**Records for this exercise**
------------------------------------------------------------------------

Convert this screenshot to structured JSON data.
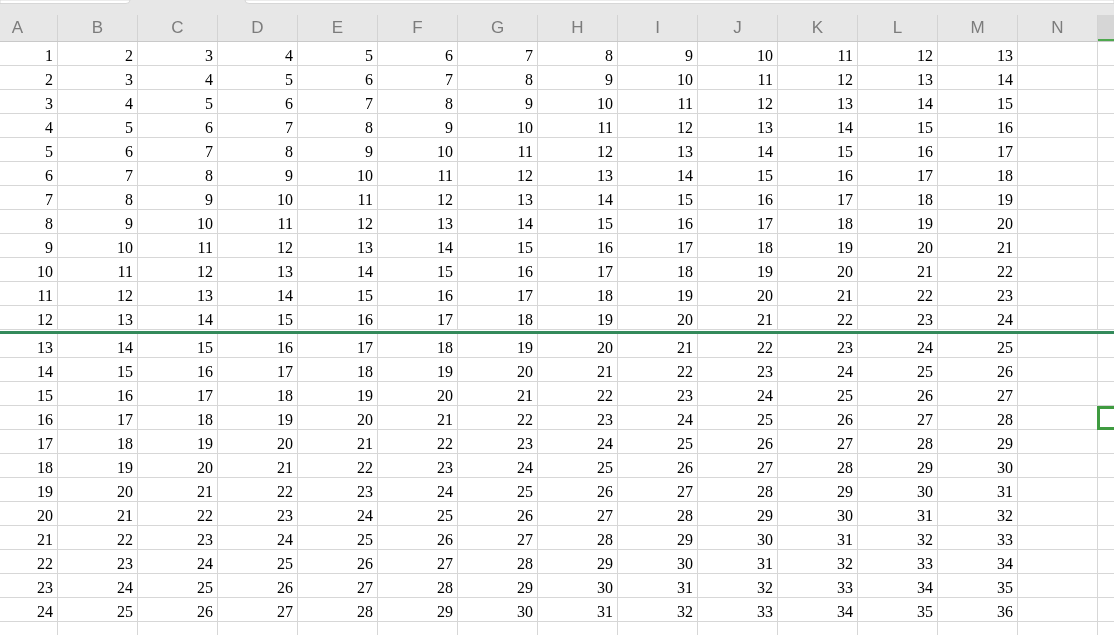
{
  "columns": [
    {
      "label": "A",
      "selected": false
    },
    {
      "label": "B",
      "selected": false
    },
    {
      "label": "C",
      "selected": false
    },
    {
      "label": "D",
      "selected": false
    },
    {
      "label": "E",
      "selected": false
    },
    {
      "label": "F",
      "selected": false
    },
    {
      "label": "G",
      "selected": false
    },
    {
      "label": "H",
      "selected": false
    },
    {
      "label": "I",
      "selected": false
    },
    {
      "label": "J",
      "selected": false
    },
    {
      "label": "K",
      "selected": false
    },
    {
      "label": "L",
      "selected": false
    },
    {
      "label": "M",
      "selected": false
    },
    {
      "label": "N",
      "selected": false
    },
    {
      "selected": true
    }
  ],
  "rows": [
    {
      "cells": [
        "1",
        "2",
        "3",
        "4",
        "5",
        "6",
        "7",
        "8",
        "9",
        "10",
        "11",
        "12",
        "13"
      ],
      "freeze_line_below": false,
      "selected": false
    },
    {
      "cells": [
        "2",
        "3",
        "4",
        "5",
        "6",
        "7",
        "8",
        "9",
        "10",
        "11",
        "12",
        "13",
        "14"
      ],
      "freeze_line_below": false,
      "selected": false
    },
    {
      "cells": [
        "3",
        "4",
        "5",
        "6",
        "7",
        "8",
        "9",
        "10",
        "11",
        "12",
        "13",
        "14",
        "15"
      ],
      "freeze_line_below": false,
      "selected": false
    },
    {
      "cells": [
        "4",
        "5",
        "6",
        "7",
        "8",
        "9",
        "10",
        "11",
        "12",
        "13",
        "14",
        "15",
        "16"
      ],
      "freeze_line_below": false,
      "selected": false
    },
    {
      "cells": [
        "5",
        "6",
        "7",
        "8",
        "9",
        "10",
        "11",
        "12",
        "13",
        "14",
        "15",
        "16",
        "17"
      ],
      "freeze_line_below": false,
      "selected": false
    },
    {
      "cells": [
        "6",
        "7",
        "8",
        "9",
        "10",
        "11",
        "12",
        "13",
        "14",
        "15",
        "16",
        "17",
        "18"
      ],
      "freeze_line_below": false,
      "selected": false
    },
    {
      "cells": [
        "7",
        "8",
        "9",
        "10",
        "11",
        "12",
        "13",
        "14",
        "15",
        "16",
        "17",
        "18",
        "19"
      ],
      "freeze_line_below": false,
      "selected": false
    },
    {
      "cells": [
        "8",
        "9",
        "10",
        "11",
        "12",
        "13",
        "14",
        "15",
        "16",
        "17",
        "18",
        "19",
        "20"
      ],
      "freeze_line_below": false,
      "selected": false
    },
    {
      "cells": [
        "9",
        "10",
        "11",
        "12",
        "13",
        "14",
        "15",
        "16",
        "17",
        "18",
        "19",
        "20",
        "21"
      ],
      "freeze_line_below": false,
      "selected": false
    },
    {
      "cells": [
        "10",
        "11",
        "12",
        "13",
        "14",
        "15",
        "16",
        "17",
        "18",
        "19",
        "20",
        "21",
        "22"
      ],
      "freeze_line_below": false,
      "selected": false
    },
    {
      "cells": [
        "11",
        "12",
        "13",
        "14",
        "15",
        "16",
        "17",
        "18",
        "19",
        "20",
        "21",
        "22",
        "23"
      ],
      "freeze_line_below": false,
      "selected": false
    },
    {
      "cells": [
        "12",
        "13",
        "14",
        "15",
        "16",
        "17",
        "18",
        "19",
        "20",
        "21",
        "22",
        "23",
        "24"
      ],
      "freeze_line_below": true,
      "selected": false
    },
    {
      "cells": [
        "13",
        "14",
        "15",
        "16",
        "17",
        "18",
        "19",
        "20",
        "21",
        "22",
        "23",
        "24",
        "25"
      ],
      "freeze_line_below": false,
      "selected": false
    },
    {
      "cells": [
        "14",
        "15",
        "16",
        "17",
        "18",
        "19",
        "20",
        "21",
        "22",
        "23",
        "24",
        "25",
        "26"
      ],
      "freeze_line_below": false,
      "selected": false
    },
    {
      "cells": [
        "15",
        "16",
        "17",
        "18",
        "19",
        "20",
        "21",
        "22",
        "23",
        "24",
        "25",
        "26",
        "27"
      ],
      "freeze_line_below": false,
      "selected": false
    },
    {
      "cells": [
        "16",
        "17",
        "18",
        "19",
        "20",
        "21",
        "22",
        "23",
        "24",
        "25",
        "26",
        "27",
        "28"
      ],
      "freeze_line_below": false,
      "selected": true
    },
    {
      "cells": [
        "17",
        "18",
        "19",
        "20",
        "21",
        "22",
        "23",
        "24",
        "25",
        "26",
        "27",
        "28",
        "29"
      ],
      "freeze_line_below": false,
      "selected": false
    },
    {
      "cells": [
        "18",
        "19",
        "20",
        "21",
        "22",
        "23",
        "24",
        "25",
        "26",
        "27",
        "28",
        "29",
        "30"
      ],
      "freeze_line_below": false,
      "selected": false
    },
    {
      "cells": [
        "19",
        "20",
        "21",
        "22",
        "23",
        "24",
        "25",
        "26",
        "27",
        "28",
        "29",
        "30",
        "31"
      ],
      "freeze_line_below": false,
      "selected": false
    },
    {
      "cells": [
        "20",
        "21",
        "22",
        "23",
        "24",
        "25",
        "26",
        "27",
        "28",
        "29",
        "30",
        "31",
        "32"
      ],
      "freeze_line_below": false,
      "selected": false
    },
    {
      "cells": [
        "21",
        "22",
        "23",
        "24",
        "25",
        "26",
        "27",
        "28",
        "29",
        "30",
        "31",
        "32",
        "33"
      ],
      "freeze_line_below": false,
      "selected": false
    },
    {
      "cells": [
        "22",
        "23",
        "24",
        "25",
        "26",
        "27",
        "28",
        "29",
        "30",
        "31",
        "32",
        "33",
        "34"
      ],
      "freeze_line_below": false,
      "selected": false
    },
    {
      "cells": [
        "23",
        "24",
        "25",
        "26",
        "27",
        "28",
        "29",
        "30",
        "31",
        "32",
        "33",
        "34",
        "35"
      ],
      "freeze_line_below": false,
      "selected": false
    },
    {
      "cells": [
        "24",
        "25",
        "26",
        "27",
        "28",
        "29",
        "30",
        "31",
        "32",
        "33",
        "34",
        "35",
        "36"
      ],
      "freeze_line_below": false,
      "selected": false
    }
  ]
}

------------------------------------------------------------------------

**Work to do**
Repeat the data in full and exactly. Omit pictures.

**Response below**
Convert this screenshot to structured JSON data.
{
  "columns": [
    {
      "label": "A",
      "selected": false
    },
    {
      "label": "B",
      "selected": false
    },
    {
      "label": "C",
      "selected": false
    },
    {
      "label": "D",
      "selected": false
    },
    {
      "label": "E",
      "selected": false
    },
    {
      "label": "F",
      "selected": false
    },
    {
      "label": "G",
      "selected": false
    },
    {
      "label": "H",
      "selected": false
    },
    {
      "label": "I",
      "selected": false
    },
    {
      "label": "J",
      "selected": false
    },
    {
      "label": "K",
      "selected": false
    },
    {
      "label": "L",
      "selected": false
    },
    {
      "label": "M",
      "selected": false
    },
    {
      "label": "N",
      "selected": false
    },
    {
      "selected": true
    }
  ],
  "rows": [
    {
      "cells": [
        "1",
        "2",
        "3",
        "4",
        "5",
        "6",
        "7",
        "8",
        "9",
        "10",
        "11",
        "12",
        "13"
      ],
      "freeze_line_below": false,
      "selected": false
    },
    {
      "cells": [
        "2",
        "3",
        "4",
        "5",
        "6",
        "7",
        "8",
        "9",
        "10",
        "11",
        "12",
        "13",
        "14"
      ],
      "freeze_line_below": false,
      "selected": false
    },
    {
      "cells": [
        "3",
        "4",
        "5",
        "6",
        "7",
        "8",
        "9",
        "10",
        "11",
        "12",
        "13",
        "14",
        "15"
      ],
      "freeze_line_below": false,
      "selected": false
    },
    {
      "cells": [
        "4",
        "5",
        "6",
        "7",
        "8",
        "9",
        "10",
        "11",
        "12",
        "13",
        "14",
        "15",
        "16"
      ],
      "freeze_line_below": false,
      "selected": false
    },
    {
      "cells": [
        "5",
        "6",
        "7",
        "8",
        "9",
        "10",
        "11",
        "12",
        "13",
        "14",
        "15",
        "16",
        "17"
      ],
      "freeze_line_below": false,
      "selected": false
    },
    {
      "cells": [
        "6",
        "7",
        "8",
        "9",
        "10",
        "11",
        "12",
        "13",
        "14",
        "15",
        "16",
        "17",
        "18"
      ],
      "freeze_line_below": false,
      "selected": false
    },
    {
      "cells": [
        "7",
        "8",
        "9",
        "10",
        "11",
        "12",
        "13",
        "14",
        "15",
        "16",
        "17",
        "18",
        "19"
      ],
      "freeze_line_below": false,
      "selected": false
    },
    {
      "cells": [
        "8",
        "9",
        "10",
        "11",
        "12",
        "13",
        "14",
        "15",
        "16",
        "17",
        "18",
        "19",
        "20"
      ],
      "freeze_line_below": false,
      "selected": false
    },
    {
      "cells": [
        "9",
        "10",
        "11",
        "12",
        "13",
        "14",
        "15",
        "16",
        "17",
        "18",
        "19",
        "20",
        "21"
      ],
      "freeze_line_below": false,
      "selected": false
    },
    {
      "cells": [
        "10",
        "11",
        "12",
        "13",
        "14",
        "15",
        "16",
        "17",
        "18",
        "19",
        "20",
        "21",
        "22"
      ],
      "freeze_line_below": false,
      "selected": false
    },
    {
      "cells": [
        "11",
        "12",
        "13",
        "14",
        "15",
        "16",
        "17",
        "18",
        "19",
        "20",
        "21",
        "22",
        "23"
      ],
      "freeze_line_below": false,
      "selected": false
    },
    {
      "cells": [
        "12",
        "13",
        "14",
        "15",
        "16",
        "17",
        "18",
        "19",
        "20",
        "21",
        "22",
        "23",
        "24"
      ],
      "freeze_line_below": true,
      "selected": false
    },
    {
      "cells": [
        "13",
        "14",
        "15",
        "16",
        "17",
        "18",
        "19",
        "20",
        "21",
        "22",
        "23",
        "24",
        "25"
      ],
      "freeze_line_below": false,
      "selected": false
    },
    {
      "cells": [
        "14",
        "15",
        "16",
        "17",
        "18",
        "19",
        "20",
        "21",
        "22",
        "23",
        "24",
        "25",
        "26"
      ],
      "freeze_line_below": false,
      "selected": false
    },
    {
      "cells": [
        "15",
        "16",
        "17",
        "18",
        "19",
        "20",
        "21",
        "22",
        "23",
        "24",
        "25",
        "26",
        "27"
      ],
      "freeze_line_below": false,
      "selected": false
    },
    {
      "cells": [
        "16",
        "17",
        "18",
        "19",
        "20",
        "21",
        "22",
        "23",
        "24",
        "25",
        "26",
        "27",
        "28"
      ],
      "freeze_line_below": false,
      "selected": true
    },
    {
      "cells": [
        "17",
        "18",
        "19",
        "20",
        "21",
        "22",
        "23",
        "24",
        "25",
        "26",
        "27",
        "28",
        "29"
      ],
      "freeze_line_below": false,
      "selected": false
    },
    {
      "cells": [
        "18",
        "19",
        "20",
        "21",
        "22",
        "23",
        "24",
        "25",
        "26",
        "27",
        "28",
        "29",
        "30"
      ],
      "freeze_line_below": false,
      "selected": false
    },
    {
      "cells": [
        "19",
        "20",
        "21",
        "22",
        "23",
        "24",
        "25",
        "26",
        "27",
        "28",
        "29",
        "30",
        "31"
      ],
      "freeze_line_below": false,
      "selected": false
    },
    {
      "cells": [
        "20",
        "21",
        "22",
        "23",
        "24",
        "25",
        "26",
        "27",
        "28",
        "29",
        "30",
        "31",
        "32"
      ],
      "freeze_line_below": false,
      "selected": false
    },
    {
      "cells": [
        "21",
        "22",
        "23",
        "24",
        "25",
        "26",
        "27",
        "28",
        "29",
        "30",
        "31",
        "32",
        "33"
      ],
      "freeze_line_below": false,
      "selected": false
    },
    {
      "cells": [
        "22",
        "23",
        "24",
        "25",
        "26",
        "27",
        "28",
        "29",
        "30",
        "31",
        "32",
        "33",
        "34"
      ],
      "freeze_line_below": false,
      "selected": false
    },
    {
      "cells": [
        "23",
        "24",
        "25",
        "26",
        "27",
        "28",
        "29",
        "30",
        "31",
        "32",
        "33",
        "34",
        "35"
      ],
      "freeze_line_below": false,
      "selected": false
    },
    {
      "cells": [
        "24",
        "25",
        "26",
        "27",
        "28",
        "29",
        "30",
        "31",
        "32",
        "33",
        "34",
        "35",
        "36"
      ],
      "freeze_line_below": false,
      "selected": false
    }
  ]
}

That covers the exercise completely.